• Required work
Can you reproduce all of the data below, substituting "curve-segment" for every "series-arc" and leaving everything else unchanged?

• Material provided

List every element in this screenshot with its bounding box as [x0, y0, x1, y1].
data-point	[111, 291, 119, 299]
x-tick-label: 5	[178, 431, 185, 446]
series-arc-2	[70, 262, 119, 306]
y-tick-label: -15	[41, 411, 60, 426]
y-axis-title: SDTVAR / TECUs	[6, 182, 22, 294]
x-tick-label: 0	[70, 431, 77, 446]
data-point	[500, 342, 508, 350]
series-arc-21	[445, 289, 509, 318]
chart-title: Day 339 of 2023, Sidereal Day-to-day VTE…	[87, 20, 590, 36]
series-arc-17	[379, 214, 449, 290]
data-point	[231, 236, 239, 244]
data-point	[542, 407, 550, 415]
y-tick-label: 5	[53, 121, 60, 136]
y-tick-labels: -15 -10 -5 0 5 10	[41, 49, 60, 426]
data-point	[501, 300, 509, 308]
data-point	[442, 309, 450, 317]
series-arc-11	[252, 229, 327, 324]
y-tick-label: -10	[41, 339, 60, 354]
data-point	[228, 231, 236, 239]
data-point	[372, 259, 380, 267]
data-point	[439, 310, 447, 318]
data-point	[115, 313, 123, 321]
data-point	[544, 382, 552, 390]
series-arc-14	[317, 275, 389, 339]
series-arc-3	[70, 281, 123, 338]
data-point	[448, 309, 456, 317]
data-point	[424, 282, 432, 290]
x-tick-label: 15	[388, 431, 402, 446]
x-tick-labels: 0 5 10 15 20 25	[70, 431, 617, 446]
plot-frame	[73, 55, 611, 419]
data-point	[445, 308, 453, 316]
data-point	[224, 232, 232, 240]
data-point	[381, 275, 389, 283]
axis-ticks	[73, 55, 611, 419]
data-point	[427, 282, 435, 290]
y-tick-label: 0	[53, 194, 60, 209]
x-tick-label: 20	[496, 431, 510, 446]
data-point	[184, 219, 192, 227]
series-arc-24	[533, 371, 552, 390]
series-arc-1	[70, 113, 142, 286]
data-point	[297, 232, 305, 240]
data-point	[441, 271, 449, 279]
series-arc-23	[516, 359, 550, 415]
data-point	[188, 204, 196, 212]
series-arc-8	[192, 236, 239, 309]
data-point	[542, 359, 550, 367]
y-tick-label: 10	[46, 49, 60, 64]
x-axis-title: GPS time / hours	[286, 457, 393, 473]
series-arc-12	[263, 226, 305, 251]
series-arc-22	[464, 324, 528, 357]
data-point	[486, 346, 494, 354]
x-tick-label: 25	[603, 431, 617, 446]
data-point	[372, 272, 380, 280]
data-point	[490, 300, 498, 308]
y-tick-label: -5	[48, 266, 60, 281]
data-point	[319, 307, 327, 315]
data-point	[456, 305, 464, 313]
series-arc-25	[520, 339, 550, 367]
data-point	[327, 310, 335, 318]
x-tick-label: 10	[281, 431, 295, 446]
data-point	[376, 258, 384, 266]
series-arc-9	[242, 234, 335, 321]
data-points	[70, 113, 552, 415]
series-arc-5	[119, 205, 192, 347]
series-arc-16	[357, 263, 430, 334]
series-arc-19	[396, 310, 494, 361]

• Output for this exercise
List every element in this screenshot with its bounding box as [x0, y0, x1, y1].
data-point	[111, 291, 119, 299]
x-tick-label: 5	[178, 431, 185, 446]
curve-segment-2	[70, 262, 119, 306]
y-tick-label: -15	[41, 411, 60, 426]
y-axis-title: SDTVAR / TECUs	[6, 182, 22, 294]
x-tick-label: 0	[70, 431, 77, 446]
data-point	[500, 342, 508, 350]
curve-segment-21	[445, 289, 509, 318]
chart-title: Day 339 of 2023, Sidereal Day-to-day VTE…	[87, 20, 590, 36]
curve-segment-17	[379, 214, 449, 290]
data-point	[231, 236, 239, 244]
data-point	[542, 407, 550, 415]
y-tick-label: 5	[53, 121, 60, 136]
y-tick-labels: -15 -10 -5 0 5 10	[41, 49, 60, 426]
data-point	[501, 300, 509, 308]
data-point	[442, 309, 450, 317]
curve-segment-11	[252, 229, 327, 324]
y-tick-label: -10	[41, 339, 60, 354]
data-point	[228, 231, 236, 239]
data-point	[372, 259, 380, 267]
data-point	[439, 310, 447, 318]
data-point	[115, 313, 123, 321]
data-point	[544, 382, 552, 390]
curve-segment-14	[317, 275, 389, 339]
curve-segment-3	[70, 281, 123, 338]
data-point	[448, 309, 456, 317]
data-point	[424, 282, 432, 290]
x-tick-label: 15	[388, 431, 402, 446]
x-tick-labels: 0 5 10 15 20 25	[70, 431, 617, 446]
plot-frame	[73, 55, 611, 419]
data-point	[445, 308, 453, 316]
data-point	[224, 232, 232, 240]
data-point	[381, 275, 389, 283]
axis-ticks	[73, 55, 611, 419]
data-point	[427, 282, 435, 290]
y-tick-label: 0	[53, 194, 60, 209]
x-tick-label: 20	[496, 431, 510, 446]
data-point	[184, 219, 192, 227]
curve-segment-24	[533, 371, 552, 390]
curve-segment-1	[70, 113, 142, 286]
data-point	[297, 232, 305, 240]
data-point	[441, 271, 449, 279]
curve-segment-23	[516, 359, 550, 415]
data-point	[188, 204, 196, 212]
curve-segment-8	[192, 236, 239, 309]
data-point	[542, 359, 550, 367]
y-tick-label: 10	[46, 49, 60, 64]
x-axis-title: GPS time / hours	[286, 457, 393, 473]
curve-segment-12	[263, 226, 305, 251]
curve-segment-22	[464, 324, 528, 357]
data-point	[486, 346, 494, 354]
x-tick-label: 25	[603, 431, 617, 446]
data-point	[372, 272, 380, 280]
data-point	[490, 300, 498, 308]
y-tick-label: -5	[48, 266, 60, 281]
data-point	[319, 307, 327, 315]
data-point	[456, 305, 464, 313]
curve-segment-25	[520, 339, 550, 367]
data-point	[327, 310, 335, 318]
x-tick-label: 10	[281, 431, 295, 446]
data-point	[376, 258, 384, 266]
curve-segment-9	[242, 234, 335, 321]
data-points	[70, 113, 552, 415]
curve-segment-5	[119, 205, 192, 347]
curve-segment-16	[357, 263, 430, 334]
curve-segment-19	[396, 310, 494, 361]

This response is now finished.